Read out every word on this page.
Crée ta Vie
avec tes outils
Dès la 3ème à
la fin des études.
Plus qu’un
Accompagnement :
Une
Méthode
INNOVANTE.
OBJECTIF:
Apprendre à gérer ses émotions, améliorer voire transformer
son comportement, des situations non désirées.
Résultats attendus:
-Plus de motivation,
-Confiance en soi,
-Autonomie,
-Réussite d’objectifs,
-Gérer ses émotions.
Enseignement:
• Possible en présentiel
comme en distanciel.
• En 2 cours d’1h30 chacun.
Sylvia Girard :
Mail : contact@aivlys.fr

┄┄┄┄┄┄

- [Given task] Give every line of the material again, exactly as it reads.

- [Solution to this task]
Read out every word on this page.
Crée ta Vie
avec tes outils
Dès la 3ème à
la fin des études.
Plus qu’un
Accompagnement :
Une
Méthode
INNOVANTE.
OBJECTIF:
Apprendre à gérer ses émotions, améliorer voire transformer
son comportement, des situations non désirées.
Résultats attendus:
-Plus de motivation,
-Confiance en soi,
-Autonomie,
-Réussite d’objectifs,
-Gérer ses émotions.
Enseignement:
• Possible en présentiel
comme en distanciel.
• En 2 cours d’1h30 chacun.
Sylvia Girard :
Mail : contact@aivlys.fr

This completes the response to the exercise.